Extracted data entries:
══════════

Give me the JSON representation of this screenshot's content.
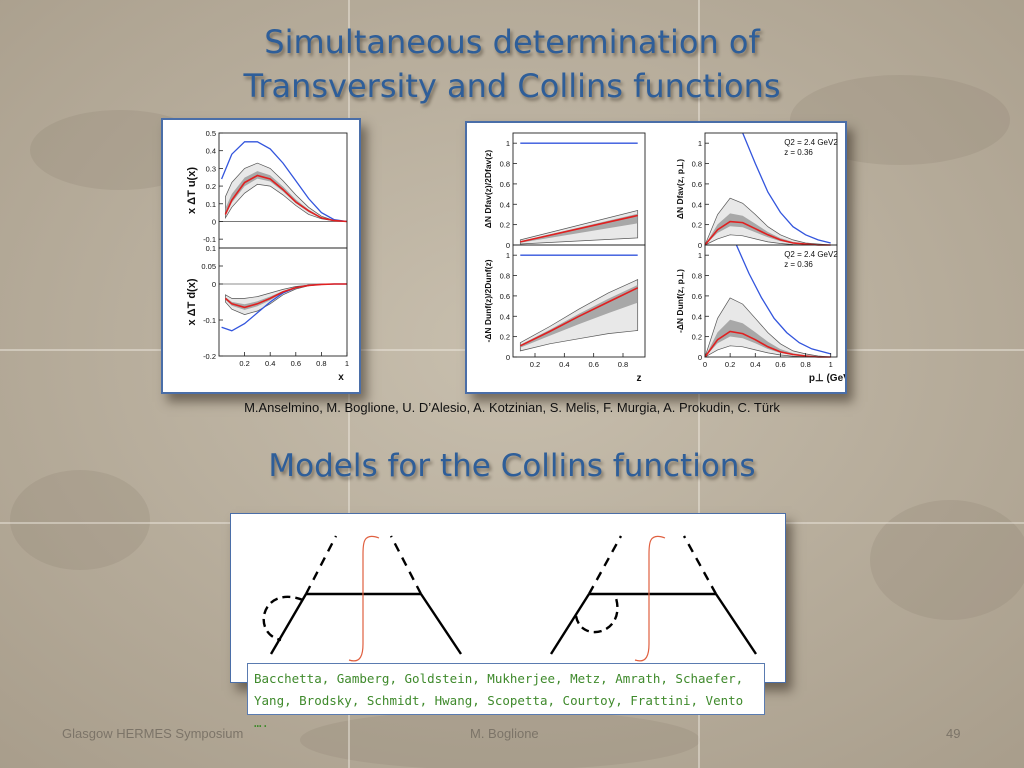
{
  "slide": {
    "title_line1": "Simultaneous determination of",
    "title_line2": "Transversity and Collins functions",
    "authors": "M.Anselmino, M. Boglione, U. D’Alesio,  A. Kotzinian, S. Melis, F. Murgia, A. Prokudin, C. Türk",
    "section_title": "Models for the Collins functions",
    "references_line1": "Bacchetta, Gamberg, Goldstein, Mukherjee, Metz, Amrath, Schaefer,",
    "references_line2": "Yang, Brodsky, Schmidt, Hwang, Scopetta, Courtoy, Frattini, Vento ….",
    "footer_left": "Glasgow HERMES Symposium",
    "footer_center": "M. Boglione",
    "footer_right": "49"
  },
  "colors": {
    "title": "#2e5e99",
    "best_fit": "#e02020",
    "positivity_bound": "#3355dd",
    "band_outer": "#e8e8e8",
    "band_inner": "#a8a8a8",
    "panel_border": "#4a6ea8",
    "references_text": "#3f8a2c",
    "diagram_integral": "#e06040"
  },
  "chart_data": [
    {
      "type": "line",
      "id": "transversity-u",
      "ylabel": "x ΔT u(x)",
      "xlabel": "",
      "xlim": [
        0,
        1
      ],
      "ylim": [
        -0.15,
        0.5
      ],
      "yticks": [
        "0.5",
        "0.4",
        "0.3",
        "0.2",
        "0.1",
        "0",
        "-0.1"
      ],
      "xticks": [],
      "series": [
        {
          "role": "bound",
          "x": [
            0.02,
            0.1,
            0.2,
            0.3,
            0.4,
            0.5,
            0.6,
            0.7,
            0.8,
            0.9,
            1.0
          ],
          "y": [
            0.24,
            0.38,
            0.45,
            0.45,
            0.41,
            0.33,
            0.23,
            0.13,
            0.05,
            0.01,
            0
          ]
        },
        {
          "role": "band_upper",
          "x": [
            0.05,
            0.1,
            0.2,
            0.3,
            0.4,
            0.5,
            0.6,
            0.7,
            0.8,
            0.9,
            1.0
          ],
          "y": [
            0.14,
            0.22,
            0.3,
            0.33,
            0.3,
            0.23,
            0.15,
            0.08,
            0.03,
            0.005,
            0
          ]
        },
        {
          "role": "best_fit",
          "x": [
            0.05,
            0.1,
            0.2,
            0.3,
            0.4,
            0.5,
            0.6,
            0.7,
            0.8,
            0.9,
            1.0
          ],
          "y": [
            0.04,
            0.12,
            0.22,
            0.26,
            0.24,
            0.18,
            0.11,
            0.06,
            0.02,
            0.005,
            0
          ]
        },
        {
          "role": "band_lower",
          "x": [
            0.05,
            0.1,
            0.2,
            0.3,
            0.4,
            0.5,
            0.6,
            0.7,
            0.8,
            0.9,
            1.0
          ],
          "y": [
            0.02,
            0.08,
            0.16,
            0.21,
            0.2,
            0.15,
            0.09,
            0.04,
            0.015,
            0.003,
            0
          ]
        }
      ]
    },
    {
      "type": "line",
      "id": "transversity-d",
      "ylabel": "x ΔT d(x)",
      "xlabel": "x",
      "xlim": [
        0,
        1
      ],
      "ylim": [
        -0.2,
        0.1
      ],
      "yticks": [
        "0.1",
        "0.05",
        "0",
        "-0.1",
        "-0.2"
      ],
      "xticks": [
        "0.2",
        "0.4",
        "0.6",
        "0.8",
        "1"
      ],
      "series": [
        {
          "role": "bound",
          "x": [
            0.02,
            0.1,
            0.2,
            0.3,
            0.4,
            0.5,
            0.6,
            0.7,
            0.8,
            0.9,
            1.0
          ],
          "y": [
            -0.12,
            -0.13,
            -0.11,
            -0.08,
            -0.05,
            -0.025,
            -0.01,
            -0.004,
            -0.001,
            0,
            0
          ]
        },
        {
          "role": "band_upper",
          "x": [
            0.05,
            0.1,
            0.2,
            0.3,
            0.4,
            0.5,
            0.6,
            0.7,
            0.8,
            0.9,
            1.0
          ],
          "y": [
            -0.03,
            -0.04,
            -0.04,
            -0.035,
            -0.025,
            -0.015,
            -0.007,
            -0.003,
            -0.001,
            0,
            0
          ]
        },
        {
          "role": "best_fit",
          "x": [
            0.05,
            0.1,
            0.2,
            0.3,
            0.4,
            0.5,
            0.6,
            0.7,
            0.8,
            0.9,
            1.0
          ],
          "y": [
            -0.04,
            -0.055,
            -0.065,
            -0.055,
            -0.04,
            -0.022,
            -0.01,
            -0.004,
            -0.001,
            0,
            0
          ]
        },
        {
          "role": "band_lower",
          "x": [
            0.05,
            0.1,
            0.2,
            0.3,
            0.4,
            0.5,
            0.6,
            0.7,
            0.8,
            0.9,
            1.0
          ],
          "y": [
            -0.05,
            -0.07,
            -0.085,
            -0.075,
            -0.055,
            -0.03,
            -0.014,
            -0.005,
            -0.001,
            0,
            0
          ]
        }
      ]
    },
    {
      "type": "line",
      "id": "collins-fav-z",
      "ylabel": "ΔN Dfav(z)/2Dfav(z)",
      "xlabel": "",
      "xlim": [
        0.05,
        0.95
      ],
      "ylim": [
        0,
        1.1
      ],
      "yticks": [
        "1",
        "0.8",
        "0.6",
        "0.4",
        "0.2",
        "0"
      ],
      "xticks": [],
      "series": [
        {
          "role": "bound",
          "x": [
            0.1,
            0.9
          ],
          "y": [
            1,
            1
          ]
        },
        {
          "role": "band_upper",
          "x": [
            0.1,
            0.9
          ],
          "y": [
            0.05,
            0.34
          ]
        },
        {
          "role": "best_fit",
          "x": [
            0.1,
            0.9
          ],
          "y": [
            0.03,
            0.29
          ]
        },
        {
          "role": "band_lower",
          "x": [
            0.1,
            0.9
          ],
          "y": [
            0.01,
            0.07
          ]
        }
      ]
    },
    {
      "type": "line",
      "id": "collins-unf-z",
      "ylabel": "-ΔN Dunf(z)/2Dunf(z)",
      "xlabel": "z",
      "xlim": [
        0.05,
        0.95
      ],
      "ylim": [
        0,
        1.1
      ],
      "yticks": [
        "1",
        "0.8",
        "0.6",
        "0.4",
        "0.2",
        "0"
      ],
      "xticks": [
        "0.2",
        "0.4",
        "0.6",
        "0.8"
      ],
      "series": [
        {
          "role": "bound",
          "x": [
            0.1,
            0.9
          ],
          "y": [
            1,
            1
          ]
        },
        {
          "role": "band_upper",
          "x": [
            0.1,
            0.3,
            0.5,
            0.7,
            0.9
          ],
          "y": [
            0.14,
            0.3,
            0.47,
            0.63,
            0.76
          ]
        },
        {
          "role": "best_fit",
          "x": [
            0.1,
            0.3,
            0.5,
            0.7,
            0.9
          ],
          "y": [
            0.11,
            0.25,
            0.4,
            0.54,
            0.68
          ]
        },
        {
          "role": "band_lower",
          "x": [
            0.1,
            0.3,
            0.5,
            0.7,
            0.9
          ],
          "y": [
            0.06,
            0.13,
            0.18,
            0.23,
            0.26
          ]
        }
      ]
    },
    {
      "type": "line",
      "id": "collins-fav-pt",
      "ylabel": "ΔN Dfav(z, p⊥)",
      "xlabel": "",
      "annotation": [
        "Q2 = 2.4 GeV2",
        "z = 0.36"
      ],
      "xlim": [
        0,
        1.05
      ],
      "ylim": [
        0,
        1.1
      ],
      "yticks": [
        "1",
        "0.8",
        "0.6",
        "0.4",
        "0.2",
        "0"
      ],
      "xticks": [],
      "series": [
        {
          "role": "bound",
          "x": [
            0.3,
            0.4,
            0.5,
            0.6,
            0.7,
            0.8,
            0.9,
            1.0
          ],
          "y": [
            1.1,
            0.8,
            0.52,
            0.32,
            0.18,
            0.1,
            0.05,
            0.02
          ]
        },
        {
          "role": "band_upper",
          "x": [
            0,
            0.1,
            0.2,
            0.3,
            0.4,
            0.5,
            0.6,
            0.7,
            0.8,
            0.9,
            1.0
          ],
          "y": [
            0,
            0.3,
            0.46,
            0.41,
            0.3,
            0.18,
            0.1,
            0.05,
            0.02,
            0.01,
            0
          ]
        },
        {
          "role": "best_fit",
          "x": [
            0,
            0.1,
            0.2,
            0.3,
            0.4,
            0.5,
            0.6,
            0.7,
            0.8,
            0.9,
            1.0
          ],
          "y": [
            0,
            0.15,
            0.23,
            0.22,
            0.16,
            0.1,
            0.05,
            0.02,
            0.01,
            0,
            0
          ]
        },
        {
          "role": "band_lower",
          "x": [
            0,
            0.1,
            0.2,
            0.3,
            0.4,
            0.5,
            0.6,
            0.7,
            0.8,
            0.9,
            1.0
          ],
          "y": [
            0,
            0.06,
            0.1,
            0.09,
            0.06,
            0.03,
            0.015,
            0.005,
            0,
            0,
            0
          ]
        }
      ]
    },
    {
      "type": "line",
      "id": "collins-unf-pt",
      "ylabel": "-ΔN Dunf(z, p⊥)",
      "xlabel": "p⊥ (GeV)",
      "annotation": [
        "Q2 = 2.4 GeV2",
        "z = 0.36"
      ],
      "xlim": [
        0,
        1.05
      ],
      "ylim": [
        0,
        1.1
      ],
      "yticks": [
        "1",
        "0.8",
        "0.6",
        "0.4",
        "0.2",
        "0"
      ],
      "xticks": [
        "0",
        "0.2",
        "0.4",
        "0.6",
        "0.8",
        "1"
      ],
      "series": [
        {
          "role": "bound",
          "x": [
            0.25,
            0.35,
            0.45,
            0.55,
            0.65,
            0.75,
            0.85,
            1.0
          ],
          "y": [
            1.1,
            0.82,
            0.58,
            0.38,
            0.24,
            0.14,
            0.08,
            0.03
          ]
        },
        {
          "role": "band_upper",
          "x": [
            0,
            0.1,
            0.2,
            0.3,
            0.4,
            0.5,
            0.6,
            0.7,
            0.8,
            0.9,
            1.0
          ],
          "y": [
            0,
            0.38,
            0.58,
            0.52,
            0.38,
            0.24,
            0.13,
            0.06,
            0.03,
            0.01,
            0
          ]
        },
        {
          "role": "best_fit",
          "x": [
            0,
            0.1,
            0.2,
            0.3,
            0.4,
            0.5,
            0.6,
            0.7,
            0.8,
            0.9,
            1.0
          ],
          "y": [
            0,
            0.17,
            0.25,
            0.23,
            0.17,
            0.1,
            0.05,
            0.025,
            0.01,
            0,
            0
          ]
        },
        {
          "role": "band_lower",
          "x": [
            0,
            0.1,
            0.2,
            0.3,
            0.4,
            0.5,
            0.6,
            0.7,
            0.8,
            0.9,
            1.0
          ],
          "y": [
            0,
            0.07,
            0.11,
            0.1,
            0.07,
            0.04,
            0.02,
            0.008,
            0.003,
            0,
            0
          ]
        }
      ]
    }
  ]
}
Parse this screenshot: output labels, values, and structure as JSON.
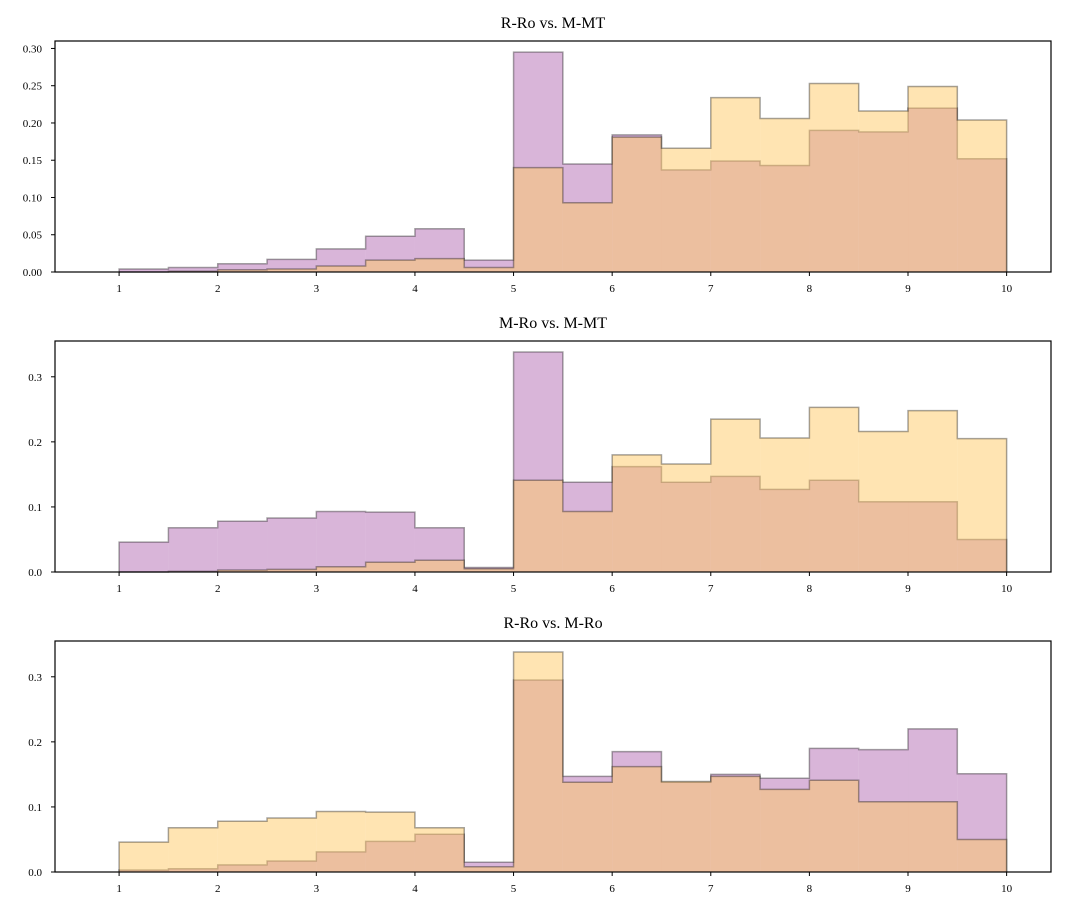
{
  "chart_data": [
    {
      "type": "histogram",
      "title": "R-Ro vs. M-MT",
      "xlabel": "",
      "ylabel": "",
      "xlim": [
        0.35,
        10.45
      ],
      "ylim": [
        0,
        0.31
      ],
      "x_ticks": [
        "1",
        "2",
        "3",
        "4",
        "5",
        "6",
        "7",
        "8",
        "9",
        "10"
      ],
      "y_ticks": [
        "0.00",
        "0.05",
        "0.10",
        "0.15",
        "0.20",
        "0.25",
        "0.30"
      ],
      "bin_edges": [
        1,
        1.5,
        2,
        2.5,
        3,
        3.5,
        4,
        4.5,
        5,
        5.5,
        6,
        6.5,
        7,
        7.5,
        8,
        8.5,
        9,
        9.5,
        10
      ],
      "grid": false,
      "series": [
        {
          "color": "#b36bb3",
          "values": [
            0.004,
            0.006,
            0.011,
            0.017,
            0.031,
            0.048,
            0.058,
            0.016,
            0.295,
            0.145,
            0.184,
            0.137,
            0.149,
            0.143,
            0.19,
            0.188,
            0.22,
            0.152
          ]
        },
        {
          "color": "#ffc966",
          "values": [
            0.0,
            0.001,
            0.003,
            0.004,
            0.008,
            0.016,
            0.018,
            0.006,
            0.14,
            0.093,
            0.181,
            0.166,
            0.234,
            0.206,
            0.253,
            0.216,
            0.249,
            0.204
          ]
        }
      ]
    },
    {
      "type": "histogram",
      "title": "M-Ro vs. M-MT",
      "xlabel": "",
      "ylabel": "",
      "xlim": [
        0.35,
        10.45
      ],
      "ylim": [
        0,
        0.355
      ],
      "x_ticks": [
        "1",
        "2",
        "3",
        "4",
        "5",
        "6",
        "7",
        "8",
        "9",
        "10"
      ],
      "y_ticks": [
        "0.0",
        "0.1",
        "0.2",
        "0.3"
      ],
      "bin_edges": [
        1,
        1.5,
        2,
        2.5,
        3,
        3.5,
        4,
        4.5,
        5,
        5.5,
        6,
        6.5,
        7,
        7.5,
        8,
        8.5,
        9,
        9.5,
        10
      ],
      "grid": false,
      "series": [
        {
          "color": "#b36bb3",
          "values": [
            0.046,
            0.068,
            0.078,
            0.083,
            0.093,
            0.092,
            0.068,
            0.007,
            0.338,
            0.138,
            0.162,
            0.138,
            0.147,
            0.127,
            0.141,
            0.108,
            0.108,
            0.05
          ]
        },
        {
          "color": "#ffc966",
          "values": [
            0.0,
            0.001,
            0.003,
            0.004,
            0.008,
            0.015,
            0.018,
            0.005,
            0.141,
            0.093,
            0.18,
            0.166,
            0.235,
            0.206,
            0.253,
            0.216,
            0.248,
            0.205
          ]
        }
      ]
    },
    {
      "type": "histogram",
      "title": "R-Ro vs. M-Ro",
      "xlabel": "",
      "ylabel": "",
      "xlim": [
        0.35,
        10.45
      ],
      "ylim": [
        0,
        0.355
      ],
      "x_ticks": [
        "1",
        "2",
        "3",
        "4",
        "5",
        "6",
        "7",
        "8",
        "9",
        "10"
      ],
      "y_ticks": [
        "0.0",
        "0.1",
        "0.2",
        "0.3"
      ],
      "bin_edges": [
        1,
        1.5,
        2,
        2.5,
        3,
        3.5,
        4,
        4.5,
        5,
        5.5,
        6,
        6.5,
        7,
        7.5,
        8,
        8.5,
        9,
        9.5,
        10
      ],
      "grid": false,
      "series": [
        {
          "color": "#b36bb3",
          "values": [
            0.003,
            0.005,
            0.011,
            0.017,
            0.031,
            0.047,
            0.058,
            0.015,
            0.295,
            0.147,
            0.185,
            0.138,
            0.15,
            0.144,
            0.19,
            0.188,
            0.22,
            0.151
          ]
        },
        {
          "color": "#ffc966",
          "values": [
            0.046,
            0.068,
            0.078,
            0.083,
            0.093,
            0.092,
            0.068,
            0.008,
            0.338,
            0.138,
            0.162,
            0.139,
            0.147,
            0.127,
            0.141,
            0.108,
            0.108,
            0.05
          ]
        }
      ]
    }
  ]
}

══════════

#### To be done
Search the lines for "screenshot". Copy each line that has it.

#### Reply to the exercise
Give me the JSON representation of this screenshot's content.
Parse this screenshot: output labels, values, and structure as JSON.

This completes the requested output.